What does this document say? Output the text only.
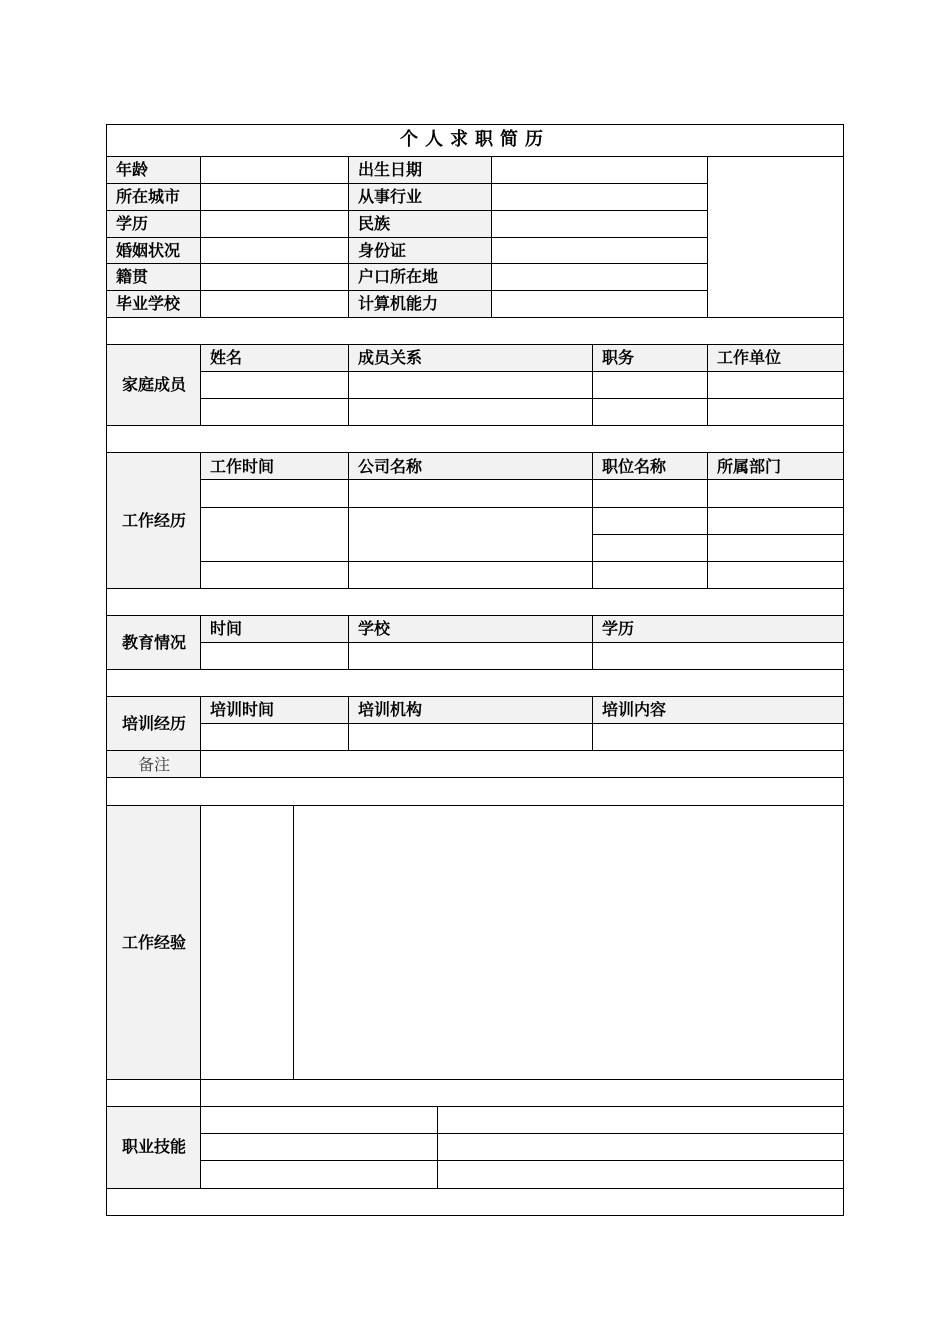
个人求职简历
年龄	出生日期
所在城市	从事行业
学历	民族
婚姻状况	身份证
籍贯	户口所在地
毕业学校	计算机能力
家庭成员
姓名	成员关系	职务	工作单位
工作经历
工作时间	公司名称	职位名称	所属部门
教育情况
时间	学校	学历
培训经历
培训时间	培训机构	培训内容
备注
工作经验
职业技能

--------------------------------

## Aim
Without including any pictures, print all of the material exactly as given.

## Exercise response
What does this document say? Output the text only.
个人求职简历
年龄	出生日期
所在城市	从事行业
学历	民族
婚姻状况	身份证
籍贯	户口所在地
毕业学校	计算机能力
家庭成员
姓名	成员关系	职务	工作单位
工作经历
工作时间	公司名称	职位名称	所属部门
教育情况
时间	学校	学历
培训经历
培训时间	培训机构	培训内容
备注
工作经验
职业技能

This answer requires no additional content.